(Saved entries)
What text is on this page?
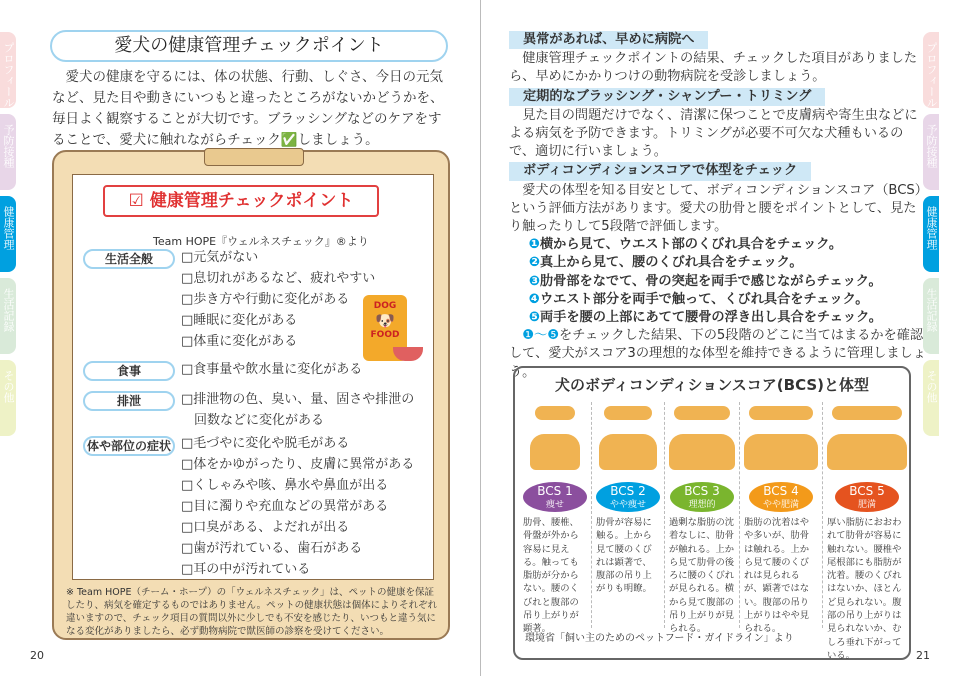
プロフィール
予防接種
健康管理
生活記録
その他
愛犬の健康管理チェックポイント
愛犬の健康を守るには、体の状態、行動、しぐさ、今日の元気など、見た目や動きにいつもと違ったところがないかどうかを、毎日よく観察することが大切です。ブラッシングなどのケアをすることで、愛犬に触れながらチェック✅しましょう。
☑ 健康管理チェックポイント
Team HOPE『ウェルネスチェック』®より
生活全般	□元気がない
□息切れがあるなど、疲れやすい
□歩き方や行動に変化がある
□睡眠に変化がある
□体重に変化がある
DOG
🐶
FOOD
食事	□食事量や飲水量に変化がある
排泄	□排泄物の色、臭い、量、固さや排泄の
　回数などに変化がある
体や部位の症状 □毛づやに変化や脱毛がある
□体をかゆがったり、皮膚に異常がある
□くしゃみや咳、鼻水や鼻血が出る
□目に濁りや充血などの異常がある
□口臭がある、よだれが出る
□歯が汚れている、歯石がある
□耳の中が汚れている
※ Team HOPE（チーム・ホープ）の「ウェルネスチェック」は、ペットの健康を保証したり、病気を確定するものではありません。ペットの健康状態は個体によりそれぞれ違いますので、チェック項目の質問以外に少しでも不安を感じたり、いつもと違う気になる変化がありましたら、必ず動物病院で獣医師の診察を受けてください。
20
プロフィール
予防接種
健康管理
生活記録
その他
異常があれば、早めに病院へ

健康管理チェックポイントの結果、チェックした項目がありましたら、早めにかかりつけの動物病院を受診しましょう。

定期的なブラッシング・シャンプー・トリミング

見た目の問題だけでなく、清潔に保つことで皮膚病や寄生虫などによる病気を予防できます。トリミングが必要不可欠な犬種もいるので、適切に行いましょう。

ボディコンディションスコアで体型をチェック

愛犬の体型を知る目安として、ボディコンディションスコア（BCS）という評価方法があります。愛犬の肋骨と腰をポイントとして、見たり触ったりして5段階で評価します。

❶横から見て、ウエスト部のくびれ具合をチェック。
❷真上から見て、腰のくびれ具合をチェック。
❸肋骨部をなでて、骨の突起を両手で感じながらチェック。
❹ウエスト部分を両手で触って、くびれ具合をチェック。
❺両手を腰の上部にあてて腰骨の浮き出し具合をチェック。

❶〜❺をチェックした結果、下の5段階のどこに当てはまるかを確認して、愛犬がスコア3の理想的な体型を維持できるように管理しましょう。

犬のボディコンディションスコア(BCS)と体型
BCS 1
痩せ
肋骨、腰椎、骨盤が外から容易に見える。触っても脂肪が分からない。腰のくびれと腹部の吊り上がりが顕著。
BCS 2
やや痩せ
肋骨が容易に触る。上から見て腰のくびれは顕著で、腹部の吊り上がりも明瞭。
BCS 3
理想的
過剰な脂肪の沈着なしに、肋骨が触れる。上から見て肋骨の後ろに腰のくびれが見られる。横から見て腹部の吊り上がりが見られる。
BCS 4
やや肥満
脂肪の沈着はやや多いが、肋骨は触れる。上から見て腰のくびれは見られるが、顕著ではない。腹部の吊り上がりはやや見られる。
BCS 5
肥満
厚い脂肪におおわれて肋骨が容易に触れない。腰椎や尾根部にも脂肪が沈着。腰のくびれはないか、ほとんど見られない。腹部の吊り上がりは見られないか、むしろ垂れ下がっている。
環境省「飼い主のためのペットフード・ガイドライン」より
21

EXERCISE
Identify each line in the entries with the word "HOPE" and copy it.

EXERCISE ANSWER
Team HOPE『ウェルネスチェック』®より
※ Team HOPE（チーム・ホープ）の「ウェルネスチェック」は、ペットの健康を保証したり、病気を確定するものではありません。ペットの健康状態は個体によりそれぞれ違いますので、チェック項目の質問以外に少しでも不安を感じたり、いつもと違う気になる変化がありましたら、必ず動物病院で獣医師の診察を受けてください。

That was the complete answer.